Start MATERIAL FOR THIS TASK

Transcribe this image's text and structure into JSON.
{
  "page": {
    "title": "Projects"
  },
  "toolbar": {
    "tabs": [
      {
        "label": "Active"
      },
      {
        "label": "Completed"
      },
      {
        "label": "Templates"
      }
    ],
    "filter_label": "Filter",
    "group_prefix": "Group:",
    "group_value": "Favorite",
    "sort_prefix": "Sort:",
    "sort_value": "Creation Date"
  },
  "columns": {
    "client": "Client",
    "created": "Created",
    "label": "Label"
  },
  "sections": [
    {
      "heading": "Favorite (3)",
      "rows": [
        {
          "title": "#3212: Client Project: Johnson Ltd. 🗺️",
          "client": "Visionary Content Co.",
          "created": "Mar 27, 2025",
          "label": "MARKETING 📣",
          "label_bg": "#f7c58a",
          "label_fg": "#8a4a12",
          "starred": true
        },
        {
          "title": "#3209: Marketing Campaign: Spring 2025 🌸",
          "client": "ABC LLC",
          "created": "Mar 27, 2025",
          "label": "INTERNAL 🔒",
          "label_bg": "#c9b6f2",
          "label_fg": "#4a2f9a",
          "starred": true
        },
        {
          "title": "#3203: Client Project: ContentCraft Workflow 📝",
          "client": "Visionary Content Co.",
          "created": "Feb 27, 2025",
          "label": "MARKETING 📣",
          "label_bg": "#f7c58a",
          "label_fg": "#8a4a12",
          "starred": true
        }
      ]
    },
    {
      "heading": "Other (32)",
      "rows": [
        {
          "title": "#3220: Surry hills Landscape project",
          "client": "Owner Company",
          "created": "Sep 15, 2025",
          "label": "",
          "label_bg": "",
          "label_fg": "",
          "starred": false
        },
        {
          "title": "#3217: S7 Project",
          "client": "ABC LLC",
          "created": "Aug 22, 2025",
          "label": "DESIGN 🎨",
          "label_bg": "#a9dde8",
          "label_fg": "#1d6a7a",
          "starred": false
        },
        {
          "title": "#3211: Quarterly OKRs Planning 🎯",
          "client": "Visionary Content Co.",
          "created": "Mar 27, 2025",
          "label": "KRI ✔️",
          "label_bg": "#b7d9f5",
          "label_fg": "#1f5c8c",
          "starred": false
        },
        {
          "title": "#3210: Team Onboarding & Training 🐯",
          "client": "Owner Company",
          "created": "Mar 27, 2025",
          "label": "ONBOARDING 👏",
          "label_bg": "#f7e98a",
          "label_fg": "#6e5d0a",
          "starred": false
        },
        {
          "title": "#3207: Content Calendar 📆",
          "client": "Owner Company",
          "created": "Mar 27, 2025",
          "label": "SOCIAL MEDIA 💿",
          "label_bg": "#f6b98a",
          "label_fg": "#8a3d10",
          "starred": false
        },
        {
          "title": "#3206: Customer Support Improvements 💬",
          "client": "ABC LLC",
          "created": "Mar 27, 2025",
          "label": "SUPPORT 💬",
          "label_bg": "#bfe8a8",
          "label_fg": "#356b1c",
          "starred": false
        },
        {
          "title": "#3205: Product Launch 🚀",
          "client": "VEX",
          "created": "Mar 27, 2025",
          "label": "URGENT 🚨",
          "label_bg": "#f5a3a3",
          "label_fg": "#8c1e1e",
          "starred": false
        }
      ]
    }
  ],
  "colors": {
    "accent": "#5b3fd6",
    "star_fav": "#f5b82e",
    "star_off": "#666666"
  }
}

End MATERIAL FOR THIS TASK

#### WHAT THE EXERCISE ASKS:
Quote each line of the listing above exactly.

#### THE REPLY:
Transcribe this image's text and structure into JSON.
{
  "page": {
    "title": "Projects"
  },
  "toolbar": {
    "tabs": [
      {
        "label": "Active"
      },
      {
        "label": "Completed"
      },
      {
        "label": "Templates"
      }
    ],
    "filter_label": "Filter",
    "group_prefix": "Group:",
    "group_value": "Favorite",
    "sort_prefix": "Sort:",
    "sort_value": "Creation Date"
  },
  "columns": {
    "client": "Client",
    "created": "Created",
    "label": "Label"
  },
  "sections": [
    {
      "heading": "Favorite (3)",
      "rows": [
        {
          "title": "#3212: Client Project: Johnson Ltd. 🗺️",
          "client": "Visionary Content Co.",
          "created": "Mar 27, 2025",
          "label": "MARKETING 📣",
          "label_bg": "#f7c58a",
          "label_fg": "#8a4a12",
          "starred": true
        },
        {
          "title": "#3209: Marketing Campaign: Spring 2025 🌸",
          "client": "ABC LLC",
          "created": "Mar 27, 2025",
          "label": "INTERNAL 🔒",
          "label_bg": "#c9b6f2",
          "label_fg": "#4a2f9a",
          "starred": true
        },
        {
          "title": "#3203: Client Project: ContentCraft Workflow 📝",
          "client": "Visionary Content Co.",
          "created": "Feb 27, 2025",
          "label": "MARKETING 📣",
          "label_bg": "#f7c58a",
          "label_fg": "#8a4a12",
          "starred": true
        }
      ]
    },
    {
      "heading": "Other (32)",
      "rows": [
        {
          "title": "#3220: Surry hills Landscape project",
          "client": "Owner Company",
          "created": "Sep 15, 2025",
          "label": "",
          "label_bg": "",
          "label_fg": "",
          "starred": false
        },
        {
          "title": "#3217: S7 Project",
          "client": "ABC LLC",
          "created": "Aug 22, 2025",
          "label": "DESIGN 🎨",
          "label_bg": "#a9dde8",
          "label_fg": "#1d6a7a",
          "starred": false
        },
        {
          "title": "#3211: Quarterly OKRs Planning 🎯",
          "client": "Visionary Content Co.",
          "created": "Mar 27, 2025",
          "label": "KRI ✔️",
          "label_bg": "#b7d9f5",
          "label_fg": "#1f5c8c",
          "starred": false
        },
        {
          "title": "#3210: Team Onboarding & Training 🐯",
          "client": "Owner Company",
          "created": "Mar 27, 2025",
          "label": "ONBOARDING 👏",
          "label_bg": "#f7e98a",
          "label_fg": "#6e5d0a",
          "starred": false
        },
        {
          "title": "#3207: Content Calendar 📆",
          "client": "Owner Company",
          "created": "Mar 27, 2025",
          "label": "SOCIAL MEDIA 💿",
          "label_bg": "#f6b98a",
          "label_fg": "#8a3d10",
          "starred": false
        },
        {
          "title": "#3206: Customer Support Improvements 💬",
          "client": "ABC LLC",
          "created": "Mar 27, 2025",
          "label": "SUPPORT 💬",
          "label_bg": "#bfe8a8",
          "label_fg": "#356b1c",
          "starred": false
        },
        {
          "title": "#3205: Product Launch 🚀",
          "client": "VEX",
          "created": "Mar 27, 2025",
          "label": "URGENT 🚨",
          "label_bg": "#f5a3a3",
          "label_fg": "#8c1e1e",
          "starred": false
        }
      ]
    }
  ],
  "colors": {
    "accent": "#5b3fd6",
    "star_fav": "#f5b82e",
    "star_off": "#666666"
  }
}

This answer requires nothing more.